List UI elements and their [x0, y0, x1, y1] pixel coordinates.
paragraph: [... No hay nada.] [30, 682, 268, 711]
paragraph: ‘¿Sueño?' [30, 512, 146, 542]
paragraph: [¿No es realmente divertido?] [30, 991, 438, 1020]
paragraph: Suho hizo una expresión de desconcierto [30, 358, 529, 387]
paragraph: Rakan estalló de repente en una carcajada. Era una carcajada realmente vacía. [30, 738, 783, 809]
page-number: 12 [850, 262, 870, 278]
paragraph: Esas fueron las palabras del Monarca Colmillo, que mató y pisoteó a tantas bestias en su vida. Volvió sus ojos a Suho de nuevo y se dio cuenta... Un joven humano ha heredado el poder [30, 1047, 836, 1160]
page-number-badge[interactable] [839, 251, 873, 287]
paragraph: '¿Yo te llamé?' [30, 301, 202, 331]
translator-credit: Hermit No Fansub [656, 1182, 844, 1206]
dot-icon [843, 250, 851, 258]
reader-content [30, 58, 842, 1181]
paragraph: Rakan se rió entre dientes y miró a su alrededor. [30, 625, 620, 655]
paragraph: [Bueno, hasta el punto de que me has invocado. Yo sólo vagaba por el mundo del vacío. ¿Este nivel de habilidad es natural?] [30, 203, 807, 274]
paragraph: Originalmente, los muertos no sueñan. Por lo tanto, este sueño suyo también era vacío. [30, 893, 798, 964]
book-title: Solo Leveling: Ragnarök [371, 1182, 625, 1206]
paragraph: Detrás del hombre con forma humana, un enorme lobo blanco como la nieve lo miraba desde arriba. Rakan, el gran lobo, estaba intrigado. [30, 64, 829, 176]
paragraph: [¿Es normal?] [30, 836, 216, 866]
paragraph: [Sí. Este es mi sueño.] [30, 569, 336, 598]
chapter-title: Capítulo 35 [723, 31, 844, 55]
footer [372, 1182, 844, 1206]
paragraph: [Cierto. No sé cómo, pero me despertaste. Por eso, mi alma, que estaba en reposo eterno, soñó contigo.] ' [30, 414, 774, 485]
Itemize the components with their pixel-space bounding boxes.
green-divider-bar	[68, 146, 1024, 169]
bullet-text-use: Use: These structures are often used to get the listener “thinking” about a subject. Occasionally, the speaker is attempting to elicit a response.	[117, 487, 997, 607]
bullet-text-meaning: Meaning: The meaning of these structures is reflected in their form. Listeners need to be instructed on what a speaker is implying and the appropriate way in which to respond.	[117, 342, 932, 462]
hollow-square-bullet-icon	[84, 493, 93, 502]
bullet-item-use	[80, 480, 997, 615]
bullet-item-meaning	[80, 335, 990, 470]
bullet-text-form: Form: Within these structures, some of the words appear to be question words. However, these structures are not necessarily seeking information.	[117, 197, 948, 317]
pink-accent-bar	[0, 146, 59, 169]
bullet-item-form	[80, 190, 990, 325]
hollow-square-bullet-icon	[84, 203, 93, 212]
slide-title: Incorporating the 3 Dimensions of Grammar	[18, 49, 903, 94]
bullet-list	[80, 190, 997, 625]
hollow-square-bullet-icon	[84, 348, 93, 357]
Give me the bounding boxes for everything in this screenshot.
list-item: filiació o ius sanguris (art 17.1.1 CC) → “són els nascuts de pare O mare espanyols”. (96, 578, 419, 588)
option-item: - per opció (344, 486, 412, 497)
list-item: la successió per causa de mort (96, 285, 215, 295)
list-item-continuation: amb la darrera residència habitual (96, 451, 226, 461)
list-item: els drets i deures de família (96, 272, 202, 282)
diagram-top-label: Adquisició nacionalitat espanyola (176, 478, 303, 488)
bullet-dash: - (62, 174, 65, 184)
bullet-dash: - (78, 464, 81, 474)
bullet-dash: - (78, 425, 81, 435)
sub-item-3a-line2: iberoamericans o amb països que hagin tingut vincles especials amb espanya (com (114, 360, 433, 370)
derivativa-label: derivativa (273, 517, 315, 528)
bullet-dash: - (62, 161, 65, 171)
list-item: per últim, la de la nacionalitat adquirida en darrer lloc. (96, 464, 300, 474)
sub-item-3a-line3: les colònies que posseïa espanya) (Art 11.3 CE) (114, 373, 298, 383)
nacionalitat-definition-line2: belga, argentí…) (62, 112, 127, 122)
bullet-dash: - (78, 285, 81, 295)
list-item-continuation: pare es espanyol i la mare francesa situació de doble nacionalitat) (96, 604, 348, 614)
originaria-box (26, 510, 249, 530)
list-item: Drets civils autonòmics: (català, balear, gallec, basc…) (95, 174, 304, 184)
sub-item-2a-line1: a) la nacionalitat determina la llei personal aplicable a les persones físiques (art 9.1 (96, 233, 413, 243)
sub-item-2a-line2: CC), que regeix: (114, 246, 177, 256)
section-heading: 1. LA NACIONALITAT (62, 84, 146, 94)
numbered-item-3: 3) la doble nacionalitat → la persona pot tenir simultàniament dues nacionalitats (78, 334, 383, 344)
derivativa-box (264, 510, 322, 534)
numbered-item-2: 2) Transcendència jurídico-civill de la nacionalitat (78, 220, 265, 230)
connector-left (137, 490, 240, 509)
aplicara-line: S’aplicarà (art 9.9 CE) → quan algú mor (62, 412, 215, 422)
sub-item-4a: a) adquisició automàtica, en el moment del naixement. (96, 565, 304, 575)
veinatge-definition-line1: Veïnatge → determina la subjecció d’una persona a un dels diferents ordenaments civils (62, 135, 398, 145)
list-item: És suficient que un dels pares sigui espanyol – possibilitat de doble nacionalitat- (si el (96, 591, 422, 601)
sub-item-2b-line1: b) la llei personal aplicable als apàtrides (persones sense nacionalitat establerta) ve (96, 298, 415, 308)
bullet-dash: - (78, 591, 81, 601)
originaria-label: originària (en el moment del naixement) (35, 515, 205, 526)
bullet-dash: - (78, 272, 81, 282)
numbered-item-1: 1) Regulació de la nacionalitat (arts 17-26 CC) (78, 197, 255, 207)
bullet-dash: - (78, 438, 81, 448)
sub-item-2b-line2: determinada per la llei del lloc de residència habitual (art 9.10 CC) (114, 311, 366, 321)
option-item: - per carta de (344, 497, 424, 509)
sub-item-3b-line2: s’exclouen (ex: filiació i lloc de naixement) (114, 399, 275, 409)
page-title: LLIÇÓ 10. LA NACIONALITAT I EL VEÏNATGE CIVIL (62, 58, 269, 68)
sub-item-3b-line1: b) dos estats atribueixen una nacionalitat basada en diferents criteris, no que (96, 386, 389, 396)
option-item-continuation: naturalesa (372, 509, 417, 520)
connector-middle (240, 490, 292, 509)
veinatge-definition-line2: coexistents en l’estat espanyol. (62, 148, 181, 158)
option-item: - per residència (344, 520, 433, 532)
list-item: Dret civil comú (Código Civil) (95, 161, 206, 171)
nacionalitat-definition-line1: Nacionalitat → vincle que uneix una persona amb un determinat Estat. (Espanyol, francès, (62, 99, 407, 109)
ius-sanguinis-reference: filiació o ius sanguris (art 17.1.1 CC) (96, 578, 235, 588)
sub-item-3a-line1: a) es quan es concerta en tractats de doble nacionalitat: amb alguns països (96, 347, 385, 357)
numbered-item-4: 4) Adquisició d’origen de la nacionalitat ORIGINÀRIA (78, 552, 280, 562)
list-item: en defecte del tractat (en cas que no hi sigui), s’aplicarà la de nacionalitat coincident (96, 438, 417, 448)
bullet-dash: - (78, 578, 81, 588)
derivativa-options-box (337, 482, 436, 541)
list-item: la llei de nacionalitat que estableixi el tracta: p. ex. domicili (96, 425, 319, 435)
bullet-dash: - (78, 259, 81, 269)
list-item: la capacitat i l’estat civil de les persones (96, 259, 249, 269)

----------

- **To be done**
From the start of the data up to and including the line with "paragraph: Rakan se", rewrite the lines with "carcajada" swapped for "risa" and nothing else changed.

- **Task result**
List UI elements and their [x0, y0, x1, y1] pixel coordinates.
paragraph: [... No hay nada.] [30, 682, 268, 711]
paragraph: ‘¿Sueño?' [30, 512, 146, 542]
paragraph: [¿No es realmente divertido?] [30, 991, 438, 1020]
paragraph: Suho hizo una expresión de desconcierto [30, 358, 529, 387]
paragraph: Rakan estalló de repente en una risa. Era una risa realmente vacía. [30, 738, 783, 809]
page-number: 12 [850, 262, 870, 278]
paragraph: Esas fueron las palabras del Monarca Colmillo, que mató y pisoteó a tantas bestias en su vida. Volvió sus ojos a Suho de nuevo y se dio cuenta... Un joven humano ha heredado el poder [30, 1047, 836, 1160]
page-number-badge[interactable] [839, 251, 873, 287]
paragraph: '¿Yo te llamé?' [30, 301, 202, 331]
translator-credit: Hermit No Fansub [656, 1182, 844, 1206]
dot-icon [843, 250, 851, 258]
reader-content [30, 58, 842, 1181]
paragraph: Rakan se rió entre dientes y miró a su alrededor. [30, 625, 620, 655]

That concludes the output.